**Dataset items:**
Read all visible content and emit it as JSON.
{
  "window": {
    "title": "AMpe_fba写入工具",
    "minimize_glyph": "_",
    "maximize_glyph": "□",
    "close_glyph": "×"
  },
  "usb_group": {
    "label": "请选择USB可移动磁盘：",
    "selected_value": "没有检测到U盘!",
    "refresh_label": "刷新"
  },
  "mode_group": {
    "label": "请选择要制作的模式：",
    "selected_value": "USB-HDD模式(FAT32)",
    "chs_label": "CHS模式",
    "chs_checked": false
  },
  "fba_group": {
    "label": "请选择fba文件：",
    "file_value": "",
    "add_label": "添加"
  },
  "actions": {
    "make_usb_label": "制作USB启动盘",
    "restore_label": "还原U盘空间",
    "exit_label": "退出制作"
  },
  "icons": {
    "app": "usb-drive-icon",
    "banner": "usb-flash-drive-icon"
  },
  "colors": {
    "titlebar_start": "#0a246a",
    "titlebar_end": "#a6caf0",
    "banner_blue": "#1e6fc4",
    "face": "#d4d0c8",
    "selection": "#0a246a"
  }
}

**Task objective:** In full and verbatim, repeat the records given above.

**Response:**
Read all visible content and emit it as JSON.
{
  "window": {
    "title": "AMpe_fba写入工具",
    "minimize_glyph": "_",
    "maximize_glyph": "□",
    "close_glyph": "×"
  },
  "usb_group": {
    "label": "请选择USB可移动磁盘：",
    "selected_value": "没有检测到U盘!",
    "refresh_label": "刷新"
  },
  "mode_group": {
    "label": "请选择要制作的模式：",
    "selected_value": "USB-HDD模式(FAT32)",
    "chs_label": "CHS模式",
    "chs_checked": false
  },
  "fba_group": {
    "label": "请选择fba文件：",
    "file_value": "",
    "add_label": "添加"
  },
  "actions": {
    "make_usb_label": "制作USB启动盘",
    "restore_label": "还原U盘空间",
    "exit_label": "退出制作"
  },
  "icons": {
    "app": "usb-drive-icon",
    "banner": "usb-flash-drive-icon"
  },
  "colors": {
    "titlebar_start": "#0a246a",
    "titlebar_end": "#a6caf0",
    "banner_blue": "#1e6fc4",
    "face": "#d4d0c8",
    "selection": "#0a246a"
  }
}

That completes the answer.